## Passage provided
━━━━━━━━━━━━━━━━

Benefits of a Solid State Hard Drive

So Many Benefits to a
Solid State Drive (SSD)

Super Fast!  Super Strong!  Super Reliable!  Virtually Shock Resistant!  Superior Performance to their regular counterparts.  Sounds like I’m describing Super Heroes here.  Well, these are super hard drives and they’re getting cheaper and cheaper!

In case you’ve never heard of a Solid State Drive (SSD) before I will attempt to make the case as to why you should consider upgrading to one.  An SSD functions like a normal hard drive in the respect that it can load your operating system and store your data.  Unlike your normal mechanical hard drive, however, an SSD has no moving parts.

SSD’s are built with semiconductor memory such as NAND flash memory.  This flash memory does not even require power to keep the data stored. Normal hard drives use a platter that moves at a minimum of 5400 RPM and data is read and written using a moving arm.  There are many more points of failure for a standard hard drive due to higher power consumption, the high speed of the rotating platter and the motor required to move the read / write arm.

spinning vs solid state hard drive

The read / write speed of the SSD’s are at minimum 30% faster.  For the higher end types of SSD’s this can get to around 60% faster.  The read / write speed is how fast the hard drive can store data (write) and retrieve or access data (read).  This makes a world of difference with data intensive applications like Photoshop, Auto CAD, and video editing to just name a few.

There are no fragmentation problems with SSD’s because the data is stored randomly among the flash memory and not sequentially into sectors like standard hard drives.

The bottom line is that due to the fact there are no moving parts the SSD is superior in many ways, most importantly speed and reliability.  Here are more ways the SSD architecture outperforms it’s standard hard drive counterpart:

  • Less power draw, averages 2 – 3 watts
  • Around 10-13 seconds average bootup time
  • There are no moving parts and as such no sound
  • No vibration as there are no moving parts
  • Lower power draw and no moving parts so little heat is produced
  • Mean time between failure rate of 2.0 million hours
  • An SSD is safe from any effects of magnetism

Types and Costs of Solid State Drives

types of solid state drives

The most common type of Solid State Drive is the standard 2.5″ form factor that most laptop drives come in.  These will fit into almost any laptop just like a standard laptop hard drive.  You can also install these into almost any desktop.  If it will not fit in your desktop there is a standard bracket (around $15) that will house the SSD.  There is no 3.5″ form factor (standard desktop size hard drive) and probably never will be.

━━━━━━━━━━━━━━━━

## Exercise prompt
Please list each application the solid state drive page names as gaining from faster read and write speeds. The data after this text has no part in the work.

## Material
━━━━━━━━━━━━━━━━

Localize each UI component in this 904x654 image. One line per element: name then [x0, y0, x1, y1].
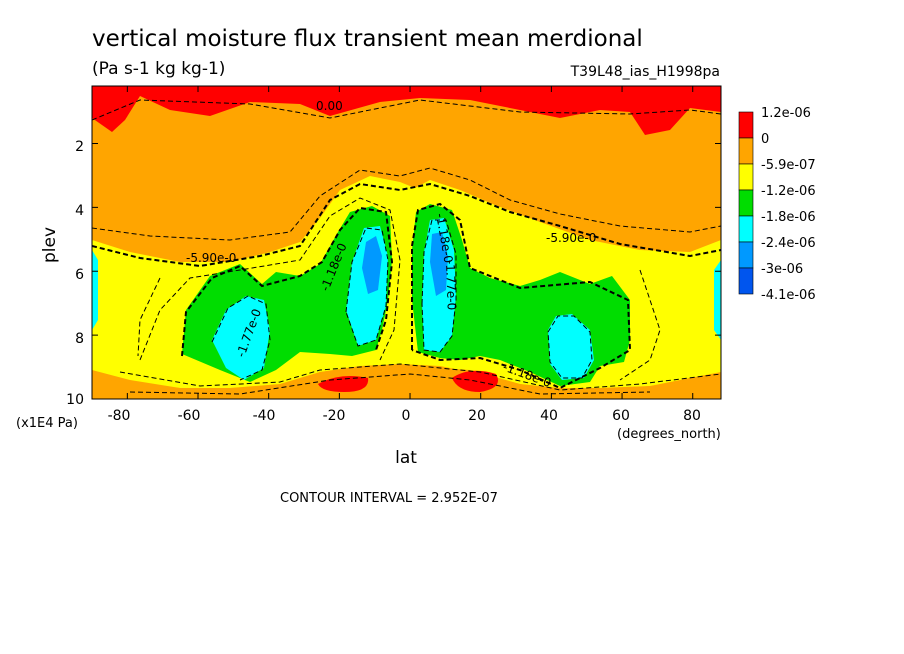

━━━━━━━━━━━━━━━━

## Finished answer
Photoshop, Auto CAD, video editing